Retype every entry word for word.

:: Given data ::

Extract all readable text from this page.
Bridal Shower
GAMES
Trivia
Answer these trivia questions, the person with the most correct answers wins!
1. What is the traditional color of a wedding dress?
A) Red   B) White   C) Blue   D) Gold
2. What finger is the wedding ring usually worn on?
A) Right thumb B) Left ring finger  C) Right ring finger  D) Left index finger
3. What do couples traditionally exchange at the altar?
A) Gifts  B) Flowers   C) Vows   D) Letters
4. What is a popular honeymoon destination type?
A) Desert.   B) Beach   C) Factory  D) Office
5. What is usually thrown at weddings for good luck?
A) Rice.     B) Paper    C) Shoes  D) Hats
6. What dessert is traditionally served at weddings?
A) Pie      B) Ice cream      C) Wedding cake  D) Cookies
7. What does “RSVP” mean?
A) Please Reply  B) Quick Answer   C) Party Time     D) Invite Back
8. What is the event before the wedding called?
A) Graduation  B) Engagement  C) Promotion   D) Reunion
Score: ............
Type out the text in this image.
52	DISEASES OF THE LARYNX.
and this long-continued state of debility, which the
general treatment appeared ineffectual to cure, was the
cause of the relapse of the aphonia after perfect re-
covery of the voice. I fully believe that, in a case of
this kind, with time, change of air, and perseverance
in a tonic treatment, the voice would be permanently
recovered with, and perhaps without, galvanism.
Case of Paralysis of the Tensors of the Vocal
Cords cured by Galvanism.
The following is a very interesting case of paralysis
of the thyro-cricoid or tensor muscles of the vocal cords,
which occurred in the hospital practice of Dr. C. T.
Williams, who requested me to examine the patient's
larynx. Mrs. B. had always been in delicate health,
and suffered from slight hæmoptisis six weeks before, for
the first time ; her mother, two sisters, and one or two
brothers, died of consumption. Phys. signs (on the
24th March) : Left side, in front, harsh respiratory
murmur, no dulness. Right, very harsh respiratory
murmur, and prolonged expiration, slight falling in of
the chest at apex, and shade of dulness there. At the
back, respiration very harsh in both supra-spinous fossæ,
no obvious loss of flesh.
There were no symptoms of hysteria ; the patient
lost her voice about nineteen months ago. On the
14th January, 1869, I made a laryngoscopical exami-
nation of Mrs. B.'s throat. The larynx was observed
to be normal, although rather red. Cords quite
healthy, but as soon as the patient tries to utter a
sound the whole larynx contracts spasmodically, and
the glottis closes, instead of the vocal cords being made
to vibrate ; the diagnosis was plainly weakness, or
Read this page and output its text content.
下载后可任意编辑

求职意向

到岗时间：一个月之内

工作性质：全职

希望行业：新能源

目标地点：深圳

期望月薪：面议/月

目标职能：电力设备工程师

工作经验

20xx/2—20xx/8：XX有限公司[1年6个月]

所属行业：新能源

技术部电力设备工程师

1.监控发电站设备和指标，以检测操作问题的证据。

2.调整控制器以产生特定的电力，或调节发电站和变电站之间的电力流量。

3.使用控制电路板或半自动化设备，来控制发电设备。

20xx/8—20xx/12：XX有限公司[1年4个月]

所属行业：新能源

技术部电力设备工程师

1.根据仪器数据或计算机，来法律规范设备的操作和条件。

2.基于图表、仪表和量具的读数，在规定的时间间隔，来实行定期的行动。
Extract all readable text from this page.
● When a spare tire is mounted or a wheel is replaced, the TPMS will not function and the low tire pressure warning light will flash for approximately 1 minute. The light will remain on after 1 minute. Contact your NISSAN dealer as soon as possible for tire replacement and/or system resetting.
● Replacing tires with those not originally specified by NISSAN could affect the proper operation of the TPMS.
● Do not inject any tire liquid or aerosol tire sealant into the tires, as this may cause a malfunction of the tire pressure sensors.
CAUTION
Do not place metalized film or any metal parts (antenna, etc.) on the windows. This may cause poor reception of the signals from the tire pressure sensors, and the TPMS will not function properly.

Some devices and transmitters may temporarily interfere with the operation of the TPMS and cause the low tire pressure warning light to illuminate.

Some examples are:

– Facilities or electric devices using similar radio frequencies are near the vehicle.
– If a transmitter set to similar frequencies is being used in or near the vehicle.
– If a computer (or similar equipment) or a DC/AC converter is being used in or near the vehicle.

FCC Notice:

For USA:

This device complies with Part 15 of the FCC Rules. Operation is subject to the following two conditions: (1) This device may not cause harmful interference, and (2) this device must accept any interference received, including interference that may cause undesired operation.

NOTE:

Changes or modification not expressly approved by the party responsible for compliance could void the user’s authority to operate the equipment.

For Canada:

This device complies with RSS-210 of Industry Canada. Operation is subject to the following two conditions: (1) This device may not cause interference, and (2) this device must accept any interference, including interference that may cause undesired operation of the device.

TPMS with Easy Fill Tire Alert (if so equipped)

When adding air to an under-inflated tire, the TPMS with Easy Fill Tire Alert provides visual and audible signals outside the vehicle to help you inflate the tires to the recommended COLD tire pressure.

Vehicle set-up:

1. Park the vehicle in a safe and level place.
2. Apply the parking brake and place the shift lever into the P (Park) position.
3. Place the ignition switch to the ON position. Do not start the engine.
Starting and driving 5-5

:::

The completed task –
Extract all readable text from this page.
Bridal Shower
GAMES
Trivia
Answer these trivia questions, the person with the most correct answers wins!
1. What is the traditional color of a wedding dress?
A) Red   B) White   C) Blue   D) Gold
2. What finger is the wedding ring usually worn on?
A) Right thumb B) Left ring finger  C) Right ring finger  D) Left index finger
3. What do couples traditionally exchange at the altar?
A) Gifts  B) Flowers   C) Vows   D) Letters
4. What is a popular honeymoon destination type?
A) Desert.   B) Beach   C) Factory  D) Office
5. What is usually thrown at weddings for good luck?
A) Rice.     B) Paper    C) Shoes  D) Hats
6. What dessert is traditionally served at weddings?
A) Pie      B) Ice cream      C) Wedding cake  D) Cookies
7. What does “RSVP” mean?
A) Please Reply  B) Quick Answer   C) Party Time     D) Invite Back
8. What is the event before the wedding called?
A) Graduation  B) Engagement  C) Promotion   D) Reunion
Score: ............
Type out the text in this image.
52	DISEASES OF THE LARYNX.
and this long-continued state of debility, which the
general treatment appeared ineffectual to cure, was the
cause of the relapse of the aphonia after perfect re-
covery of the voice. I fully believe that, in a case of
this kind, with time, change of air, and perseverance
in a tonic treatment, the voice would be permanently
recovered with, and perhaps without, galvanism.
Case of Paralysis of the Tensors of the Vocal
Cords cured by Galvanism.
The following is a very interesting case of paralysis
of the thyro-cricoid or tensor muscles of the vocal cords,
which occurred in the hospital practice of Dr. C. T.
Williams, who requested me to examine the patient's
larynx. Mrs. B. had always been in delicate health,
and suffered from slight hæmoptisis six weeks before, for
the first time ; her mother, two sisters, and one or two
brothers, died of consumption. Phys. signs (on the
24th March) : Left side, in front, harsh respiratory
murmur, no dulness. Right, very harsh respiratory
murmur, and prolonged expiration, slight falling in of
the chest at apex, and shade of dulness there. At the
back, respiration very harsh in both supra-spinous fossæ,
no obvious loss of flesh.
There were no symptoms of hysteria ; the patient
lost her voice about nineteen months ago. On the
14th January, 1869, I made a laryngoscopical exami-
nation of Mrs. B.'s throat. The larynx was observed
to be normal, although rather red. Cords quite
healthy, but as soon as the patient tries to utter a
sound the whole larynx contracts spasmodically, and
the glottis closes, instead of the vocal cords being made
to vibrate ; the diagnosis was plainly weakness, or
Read this page and output its text content.
下载后可任意编辑

求职意向

到岗时间：一个月之内

工作性质：全职

希望行业：新能源

目标地点：深圳

期望月薪：面议/月

目标职能：电力设备工程师

工作经验

20xx/2—20xx/8：XX有限公司[1年6个月]

所属行业：新能源

技术部电力设备工程师

1.监控发电站设备和指标，以检测操作问题的证据。

2.调整控制器以产生特定的电力，或调节发电站和变电站之间的电力流量。

3.使用控制电路板或半自动化设备，来控制发电设备。

20xx/8—20xx/12：XX有限公司[1年4个月]

所属行业：新能源

技术部电力设备工程师

1.根据仪器数据或计算机，来法律规范设备的操作和条件。

2.基于图表、仪表和量具的读数，在规定的时间间隔，来实行定期的行动。
Extract all readable text from this page.
● When a spare tire is mounted or a wheel is replaced, the TPMS will not function and the low tire pressure warning light will flash for approximately 1 minute. The light will remain on after 1 minute. Contact your NISSAN dealer as soon as possible for tire replacement and/or system resetting.
● Replacing tires with those not originally specified by NISSAN could affect the proper operation of the TPMS.
● Do not inject any tire liquid or aerosol tire sealant into the tires, as this may cause a malfunction of the tire pressure sensors.
CAUTION
Do not place metalized film or any metal parts (antenna, etc.) on the windows. This may cause poor reception of the signals from the tire pressure sensors, and the TPMS will not function properly.

Some devices and transmitters may temporarily interfere with the operation of the TPMS and cause the low tire pressure warning light to illuminate.

Some examples are:

– Facilities or electric devices using similar radio frequencies are near the vehicle.
– If a transmitter set to similar frequencies is being used in or near the vehicle.
– If a computer (or similar equipment) or a DC/AC converter is being used in or near the vehicle.

FCC Notice:

For USA:

This device complies with Part 15 of the FCC Rules. Operation is subject to the following two conditions: (1) This device may not cause harmful interference, and (2) this device must accept any interference received, including interference that may cause undesired operation.

NOTE:

Changes or modification not expressly approved by the party responsible for compliance could void the user’s authority to operate the equipment.

For Canada:

This device complies with RSS-210 of Industry Canada. Operation is subject to the following two conditions: (1) This device may not cause interference, and (2) this device must accept any interference, including interference that may cause undesired operation of the device.

TPMS with Easy Fill Tire Alert (if so equipped)

When adding air to an under-inflated tire, the TPMS with Easy Fill Tire Alert provides visual and audible signals outside the vehicle to help you inflate the tires to the recommended COLD tire pressure.

Vehicle set-up:

1. Park the vehicle in a safe and level place.
2. Apply the parking brake and place the shift lever into the P (Park) position.
3. Place the ignition switch to the ON position. Do not start the engine.
Starting and driving 5-5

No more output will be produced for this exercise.